_Records provided_.
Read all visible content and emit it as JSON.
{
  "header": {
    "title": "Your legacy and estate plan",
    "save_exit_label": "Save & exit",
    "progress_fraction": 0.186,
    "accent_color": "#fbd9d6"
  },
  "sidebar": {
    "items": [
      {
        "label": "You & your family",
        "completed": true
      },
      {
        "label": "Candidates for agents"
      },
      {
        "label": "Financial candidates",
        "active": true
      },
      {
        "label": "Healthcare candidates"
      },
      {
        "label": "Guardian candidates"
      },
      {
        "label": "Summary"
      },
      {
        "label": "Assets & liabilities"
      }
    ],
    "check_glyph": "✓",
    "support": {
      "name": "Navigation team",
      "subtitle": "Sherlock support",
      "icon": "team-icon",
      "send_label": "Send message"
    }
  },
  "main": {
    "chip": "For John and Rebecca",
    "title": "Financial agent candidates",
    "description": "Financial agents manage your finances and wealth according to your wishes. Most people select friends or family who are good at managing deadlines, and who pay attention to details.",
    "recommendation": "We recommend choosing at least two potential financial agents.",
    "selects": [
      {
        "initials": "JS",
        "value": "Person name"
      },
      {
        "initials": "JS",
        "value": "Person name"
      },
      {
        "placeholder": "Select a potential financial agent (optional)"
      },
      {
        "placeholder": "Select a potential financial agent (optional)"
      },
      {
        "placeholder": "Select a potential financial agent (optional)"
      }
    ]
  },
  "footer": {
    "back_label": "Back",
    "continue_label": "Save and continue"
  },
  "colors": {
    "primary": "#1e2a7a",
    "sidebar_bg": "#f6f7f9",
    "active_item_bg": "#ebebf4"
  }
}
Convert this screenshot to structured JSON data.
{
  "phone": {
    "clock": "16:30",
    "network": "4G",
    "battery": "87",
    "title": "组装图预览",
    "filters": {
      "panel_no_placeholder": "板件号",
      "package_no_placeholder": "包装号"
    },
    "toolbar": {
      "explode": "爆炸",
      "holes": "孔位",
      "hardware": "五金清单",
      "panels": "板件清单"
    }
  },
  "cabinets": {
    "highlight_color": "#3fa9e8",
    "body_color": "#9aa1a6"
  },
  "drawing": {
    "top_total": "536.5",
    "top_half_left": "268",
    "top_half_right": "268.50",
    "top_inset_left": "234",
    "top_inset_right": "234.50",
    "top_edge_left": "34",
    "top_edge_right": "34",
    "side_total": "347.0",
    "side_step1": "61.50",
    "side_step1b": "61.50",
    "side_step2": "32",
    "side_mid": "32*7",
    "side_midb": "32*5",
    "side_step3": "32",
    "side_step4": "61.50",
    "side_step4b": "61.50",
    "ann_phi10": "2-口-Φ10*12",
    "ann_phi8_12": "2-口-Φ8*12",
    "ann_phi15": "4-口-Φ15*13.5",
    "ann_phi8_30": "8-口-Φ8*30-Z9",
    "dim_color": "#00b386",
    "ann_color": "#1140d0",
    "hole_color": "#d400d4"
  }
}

_Problem details_. Count the lines of these entries that hold the string "team", and give only that number.

_Solution below_. 2